From the entries below, pull out each line where "三八妇女节" appears.

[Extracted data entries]
↓↓↓

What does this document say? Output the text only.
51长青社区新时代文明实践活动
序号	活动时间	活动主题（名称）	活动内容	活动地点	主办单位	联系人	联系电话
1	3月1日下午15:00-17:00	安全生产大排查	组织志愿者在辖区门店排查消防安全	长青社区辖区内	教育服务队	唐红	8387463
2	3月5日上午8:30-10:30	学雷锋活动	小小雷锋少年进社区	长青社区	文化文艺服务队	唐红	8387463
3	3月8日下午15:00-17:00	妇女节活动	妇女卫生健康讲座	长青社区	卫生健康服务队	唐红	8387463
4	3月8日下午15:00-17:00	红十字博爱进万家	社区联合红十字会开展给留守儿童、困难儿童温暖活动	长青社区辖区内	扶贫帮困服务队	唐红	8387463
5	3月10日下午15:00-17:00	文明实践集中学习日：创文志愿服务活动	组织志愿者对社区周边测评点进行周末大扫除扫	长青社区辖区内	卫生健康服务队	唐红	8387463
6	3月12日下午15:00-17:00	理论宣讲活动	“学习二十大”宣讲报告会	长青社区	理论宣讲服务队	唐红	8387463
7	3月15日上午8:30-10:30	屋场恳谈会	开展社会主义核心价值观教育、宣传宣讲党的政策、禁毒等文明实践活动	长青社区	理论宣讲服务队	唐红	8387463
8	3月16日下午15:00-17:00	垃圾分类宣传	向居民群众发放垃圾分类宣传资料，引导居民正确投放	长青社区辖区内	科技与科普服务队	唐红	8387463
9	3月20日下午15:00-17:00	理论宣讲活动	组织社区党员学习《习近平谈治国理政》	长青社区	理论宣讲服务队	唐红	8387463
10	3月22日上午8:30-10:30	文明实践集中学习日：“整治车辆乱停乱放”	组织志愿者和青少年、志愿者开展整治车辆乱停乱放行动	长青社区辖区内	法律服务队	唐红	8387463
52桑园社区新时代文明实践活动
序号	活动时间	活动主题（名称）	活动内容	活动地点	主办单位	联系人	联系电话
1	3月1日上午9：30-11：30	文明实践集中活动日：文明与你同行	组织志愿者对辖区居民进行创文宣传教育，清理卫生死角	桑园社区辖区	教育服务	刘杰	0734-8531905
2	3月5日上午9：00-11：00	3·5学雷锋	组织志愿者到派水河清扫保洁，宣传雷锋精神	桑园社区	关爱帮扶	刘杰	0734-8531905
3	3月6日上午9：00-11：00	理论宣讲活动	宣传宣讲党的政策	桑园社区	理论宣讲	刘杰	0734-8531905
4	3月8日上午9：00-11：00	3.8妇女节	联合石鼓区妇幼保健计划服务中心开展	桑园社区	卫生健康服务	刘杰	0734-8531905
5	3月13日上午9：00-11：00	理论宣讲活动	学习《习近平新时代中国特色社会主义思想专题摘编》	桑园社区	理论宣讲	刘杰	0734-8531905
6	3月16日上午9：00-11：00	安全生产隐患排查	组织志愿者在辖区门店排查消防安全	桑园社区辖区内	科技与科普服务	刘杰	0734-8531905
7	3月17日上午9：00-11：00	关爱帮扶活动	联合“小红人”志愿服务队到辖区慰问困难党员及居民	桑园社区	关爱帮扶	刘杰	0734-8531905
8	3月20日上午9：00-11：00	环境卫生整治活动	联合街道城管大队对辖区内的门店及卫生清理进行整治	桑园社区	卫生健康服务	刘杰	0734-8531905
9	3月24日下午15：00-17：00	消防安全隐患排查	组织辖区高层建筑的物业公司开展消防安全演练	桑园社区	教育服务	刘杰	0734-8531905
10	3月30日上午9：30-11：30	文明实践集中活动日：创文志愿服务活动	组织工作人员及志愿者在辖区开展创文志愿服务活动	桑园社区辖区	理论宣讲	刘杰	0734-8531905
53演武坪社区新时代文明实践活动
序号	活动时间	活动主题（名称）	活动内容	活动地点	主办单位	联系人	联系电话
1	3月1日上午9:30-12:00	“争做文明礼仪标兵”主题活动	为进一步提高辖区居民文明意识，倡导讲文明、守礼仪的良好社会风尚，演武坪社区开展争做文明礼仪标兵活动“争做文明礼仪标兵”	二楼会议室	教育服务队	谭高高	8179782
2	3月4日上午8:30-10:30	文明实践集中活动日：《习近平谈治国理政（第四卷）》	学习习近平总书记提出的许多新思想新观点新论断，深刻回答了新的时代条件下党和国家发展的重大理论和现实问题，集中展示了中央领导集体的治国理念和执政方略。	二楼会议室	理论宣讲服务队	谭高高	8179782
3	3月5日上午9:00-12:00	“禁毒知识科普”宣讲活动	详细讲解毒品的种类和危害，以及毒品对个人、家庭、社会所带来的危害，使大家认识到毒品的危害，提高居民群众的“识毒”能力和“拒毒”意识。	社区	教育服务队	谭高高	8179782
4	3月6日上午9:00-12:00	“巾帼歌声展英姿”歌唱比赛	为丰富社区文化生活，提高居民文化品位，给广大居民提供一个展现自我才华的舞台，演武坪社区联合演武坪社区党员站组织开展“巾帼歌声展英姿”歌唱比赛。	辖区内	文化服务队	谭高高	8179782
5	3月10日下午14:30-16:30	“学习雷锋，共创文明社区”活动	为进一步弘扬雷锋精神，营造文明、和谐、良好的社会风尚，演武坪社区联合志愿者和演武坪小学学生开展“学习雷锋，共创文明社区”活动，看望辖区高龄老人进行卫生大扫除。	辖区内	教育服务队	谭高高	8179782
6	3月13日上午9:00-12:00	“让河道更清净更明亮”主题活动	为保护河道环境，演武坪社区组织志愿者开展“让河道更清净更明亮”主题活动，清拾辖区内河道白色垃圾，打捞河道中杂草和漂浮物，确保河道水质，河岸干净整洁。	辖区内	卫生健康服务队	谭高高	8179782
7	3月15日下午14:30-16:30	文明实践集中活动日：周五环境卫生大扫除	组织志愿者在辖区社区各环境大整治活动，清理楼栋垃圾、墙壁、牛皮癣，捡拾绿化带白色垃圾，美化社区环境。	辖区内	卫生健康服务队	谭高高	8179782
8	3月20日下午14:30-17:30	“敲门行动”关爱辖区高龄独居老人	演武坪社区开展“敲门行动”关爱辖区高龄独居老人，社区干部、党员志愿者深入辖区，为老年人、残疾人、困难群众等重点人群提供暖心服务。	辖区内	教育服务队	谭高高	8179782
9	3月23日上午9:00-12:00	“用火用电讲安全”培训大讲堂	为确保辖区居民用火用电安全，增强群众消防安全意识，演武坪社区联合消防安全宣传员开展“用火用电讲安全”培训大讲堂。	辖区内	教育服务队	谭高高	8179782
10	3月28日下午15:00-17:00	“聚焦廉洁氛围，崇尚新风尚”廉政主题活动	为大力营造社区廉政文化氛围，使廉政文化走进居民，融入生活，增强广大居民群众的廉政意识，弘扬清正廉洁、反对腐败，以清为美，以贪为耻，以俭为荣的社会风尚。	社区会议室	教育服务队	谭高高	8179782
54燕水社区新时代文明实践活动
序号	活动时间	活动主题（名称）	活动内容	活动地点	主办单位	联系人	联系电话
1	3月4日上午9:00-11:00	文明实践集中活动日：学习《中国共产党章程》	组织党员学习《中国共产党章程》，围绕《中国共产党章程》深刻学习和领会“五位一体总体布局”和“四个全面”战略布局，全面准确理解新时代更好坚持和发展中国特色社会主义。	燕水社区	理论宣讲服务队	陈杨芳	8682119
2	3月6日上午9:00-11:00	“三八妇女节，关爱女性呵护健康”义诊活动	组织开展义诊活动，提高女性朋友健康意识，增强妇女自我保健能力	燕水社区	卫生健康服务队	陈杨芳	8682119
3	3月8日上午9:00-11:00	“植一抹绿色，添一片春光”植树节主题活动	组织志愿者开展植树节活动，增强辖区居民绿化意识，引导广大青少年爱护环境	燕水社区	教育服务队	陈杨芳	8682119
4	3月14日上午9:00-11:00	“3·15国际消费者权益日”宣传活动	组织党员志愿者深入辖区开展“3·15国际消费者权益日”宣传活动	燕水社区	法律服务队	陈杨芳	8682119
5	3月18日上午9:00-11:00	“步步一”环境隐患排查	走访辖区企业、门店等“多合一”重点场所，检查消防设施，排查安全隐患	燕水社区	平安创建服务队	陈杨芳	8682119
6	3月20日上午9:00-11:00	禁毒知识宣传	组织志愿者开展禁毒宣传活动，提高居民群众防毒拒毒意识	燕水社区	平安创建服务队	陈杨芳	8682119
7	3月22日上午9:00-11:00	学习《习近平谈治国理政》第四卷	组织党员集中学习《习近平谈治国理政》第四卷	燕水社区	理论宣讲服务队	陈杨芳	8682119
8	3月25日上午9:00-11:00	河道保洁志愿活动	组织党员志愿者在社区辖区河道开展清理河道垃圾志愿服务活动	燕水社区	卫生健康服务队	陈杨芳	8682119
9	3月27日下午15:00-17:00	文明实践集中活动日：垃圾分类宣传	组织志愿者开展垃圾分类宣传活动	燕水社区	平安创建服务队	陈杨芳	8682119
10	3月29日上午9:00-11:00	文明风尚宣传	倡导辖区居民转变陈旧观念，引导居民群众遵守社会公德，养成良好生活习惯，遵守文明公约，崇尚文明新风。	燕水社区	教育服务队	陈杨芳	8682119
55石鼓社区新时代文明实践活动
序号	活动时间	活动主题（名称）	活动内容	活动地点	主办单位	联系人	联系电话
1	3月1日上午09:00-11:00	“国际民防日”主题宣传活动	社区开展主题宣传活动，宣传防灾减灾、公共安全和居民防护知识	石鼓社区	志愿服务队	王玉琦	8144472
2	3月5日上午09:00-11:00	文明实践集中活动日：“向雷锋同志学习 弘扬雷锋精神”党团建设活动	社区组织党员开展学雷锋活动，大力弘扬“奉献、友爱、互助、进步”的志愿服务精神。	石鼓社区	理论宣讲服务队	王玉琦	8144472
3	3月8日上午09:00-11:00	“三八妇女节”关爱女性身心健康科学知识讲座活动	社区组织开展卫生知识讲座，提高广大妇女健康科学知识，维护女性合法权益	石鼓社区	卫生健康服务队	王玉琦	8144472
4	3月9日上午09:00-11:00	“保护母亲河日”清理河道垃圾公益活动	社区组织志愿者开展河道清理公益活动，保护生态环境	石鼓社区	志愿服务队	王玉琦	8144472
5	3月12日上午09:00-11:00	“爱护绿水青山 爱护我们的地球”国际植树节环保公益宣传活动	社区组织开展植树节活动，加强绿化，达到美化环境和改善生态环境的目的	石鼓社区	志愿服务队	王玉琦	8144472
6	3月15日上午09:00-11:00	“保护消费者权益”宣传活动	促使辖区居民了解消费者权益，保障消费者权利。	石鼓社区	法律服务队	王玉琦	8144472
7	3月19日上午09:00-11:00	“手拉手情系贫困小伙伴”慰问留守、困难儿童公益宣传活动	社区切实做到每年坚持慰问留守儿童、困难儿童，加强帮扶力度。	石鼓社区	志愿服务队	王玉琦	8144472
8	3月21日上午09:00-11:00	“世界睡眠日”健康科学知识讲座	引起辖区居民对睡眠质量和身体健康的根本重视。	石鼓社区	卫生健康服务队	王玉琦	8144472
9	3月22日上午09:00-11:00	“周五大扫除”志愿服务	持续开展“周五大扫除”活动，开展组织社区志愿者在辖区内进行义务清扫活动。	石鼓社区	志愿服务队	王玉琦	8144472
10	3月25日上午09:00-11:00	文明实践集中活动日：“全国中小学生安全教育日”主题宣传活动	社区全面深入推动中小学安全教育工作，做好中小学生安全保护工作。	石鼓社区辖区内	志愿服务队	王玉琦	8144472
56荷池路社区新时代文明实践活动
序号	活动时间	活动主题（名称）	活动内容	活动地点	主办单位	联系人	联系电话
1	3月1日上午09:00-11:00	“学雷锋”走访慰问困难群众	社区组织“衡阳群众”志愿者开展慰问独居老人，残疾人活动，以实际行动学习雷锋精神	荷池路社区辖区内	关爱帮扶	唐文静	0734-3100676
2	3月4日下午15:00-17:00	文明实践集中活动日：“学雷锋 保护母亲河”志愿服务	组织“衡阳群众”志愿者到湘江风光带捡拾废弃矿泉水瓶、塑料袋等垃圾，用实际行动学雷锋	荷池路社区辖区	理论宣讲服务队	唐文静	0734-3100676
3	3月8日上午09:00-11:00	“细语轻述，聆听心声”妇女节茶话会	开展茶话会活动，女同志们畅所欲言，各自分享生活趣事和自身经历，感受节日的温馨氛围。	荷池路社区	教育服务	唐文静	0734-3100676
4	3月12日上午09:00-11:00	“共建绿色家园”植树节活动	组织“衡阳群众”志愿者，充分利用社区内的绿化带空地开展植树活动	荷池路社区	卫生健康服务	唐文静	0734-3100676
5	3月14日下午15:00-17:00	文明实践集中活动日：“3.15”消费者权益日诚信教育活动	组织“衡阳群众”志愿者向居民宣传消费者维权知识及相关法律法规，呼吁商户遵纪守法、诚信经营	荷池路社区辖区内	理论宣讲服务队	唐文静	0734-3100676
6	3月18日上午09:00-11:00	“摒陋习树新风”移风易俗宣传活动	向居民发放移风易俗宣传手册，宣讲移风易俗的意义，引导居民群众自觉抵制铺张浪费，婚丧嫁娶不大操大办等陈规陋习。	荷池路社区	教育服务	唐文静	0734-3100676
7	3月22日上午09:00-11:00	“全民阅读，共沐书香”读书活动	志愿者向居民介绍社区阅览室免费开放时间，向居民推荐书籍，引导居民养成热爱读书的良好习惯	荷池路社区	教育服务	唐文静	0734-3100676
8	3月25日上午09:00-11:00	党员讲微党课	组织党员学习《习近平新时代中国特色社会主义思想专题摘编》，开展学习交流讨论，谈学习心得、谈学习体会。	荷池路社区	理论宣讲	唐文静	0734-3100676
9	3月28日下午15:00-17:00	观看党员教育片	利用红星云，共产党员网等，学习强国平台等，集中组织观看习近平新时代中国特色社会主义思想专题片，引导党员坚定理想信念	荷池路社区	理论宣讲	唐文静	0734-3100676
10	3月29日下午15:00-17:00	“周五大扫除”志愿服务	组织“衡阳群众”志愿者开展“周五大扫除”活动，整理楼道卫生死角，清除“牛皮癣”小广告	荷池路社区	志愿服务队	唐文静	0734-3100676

↑↑↑

:: PROBLEM SOLUTION ::
2	3月6日上午9:00-11:00	“三八妇女节，关爱女性呵护健康”义诊活动	组织开展义诊活动，提高女性朋友健康意识，增强妇女自我保健能力	燕水社区	卫生健康服务队	陈杨芳	8682119
3	3月8日上午09:00-11:00	“三八妇女节”关爱女性身心健康科学知识讲座活动	社区组织开展卫生知识讲座，提高广大妇女健康科学知识，维护女性合法权益	石鼓社区	卫生健康服务队	王玉琦	8144472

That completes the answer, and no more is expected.